● **Page extract**:
□ □ □

As required under National Instrument 52-109, management advises that there have been no changes in the Company’s internal controls over financial reporting that occurred during the most recent interim period, being the three month period ended June 30, 2018, that have materially affected, or are reasonably likely to materially affect, the Company’s internal controls over financial reporting.
On June 27, 2018, John F. Kearney retired as Chief Executive Officer, while continuing as the Chairman of the Board, and Robert J. (Don) MacDonald was appointed as Chief Executive Officer of the Company.
Risk Factors
In conducting its business, Canadian Zinc faces a number of risks and uncertainties, many of which are beyond its ability to control or predict. Because of these risks and uncertainties, actual results may differ materially from those expressed or implied by forward-looking statements, and investors are cautioned not to place undue reliance on such statements, which speak only as of the date hereof. Investors are urged to review the discussion of risk factors associated with the Company’s business as set out in the Company’s most recent Annual Information Form (on Form 20-F) as well as in the Company’s audited consolidated financial statements (under the headings “Nature of Operations and Going Concern” and “Significant Accounting Policies” and elsewhere within that document) for its most recently completed financial year, being the year ended December 31, 2017, and its other disclosure documents, all as filed on the SEDAR website atwww.sedar.com.

□ □ □

● **Your task**: Say whether each statement agrees with the Canadian Zinc disclosure excerpt, answering yes or no and quoting the deciding words from it. 1. John F. Kearney stayed on as Chairman of the Board after retiring as Chief Executive Officer. 2. The most recent interim period is described as the six month period ended June 30, 2018. 3. The most recently completed financial year is the year ended December 31, 2018.

● **Dataset excerpt**:
□ □ □

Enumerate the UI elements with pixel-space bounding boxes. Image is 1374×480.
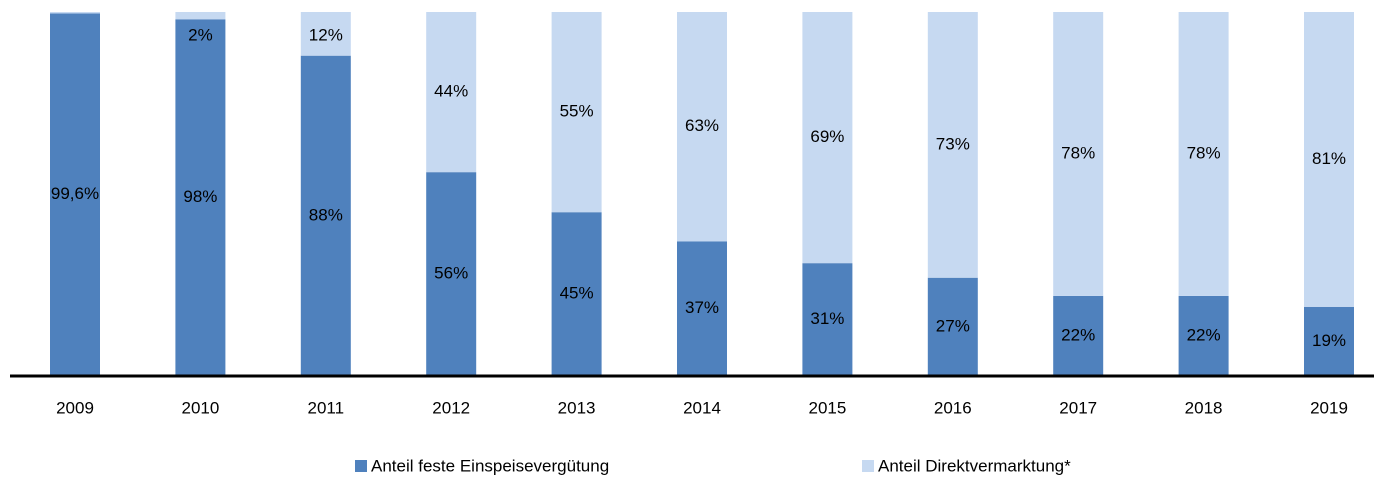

□ □ □

● **Written answer**:
1. Yes: "while continuing as the Chairman of the Board"
2. No: "being the three month period ended June 30, 2018"
3. No: "being the year ended December 31, 2017"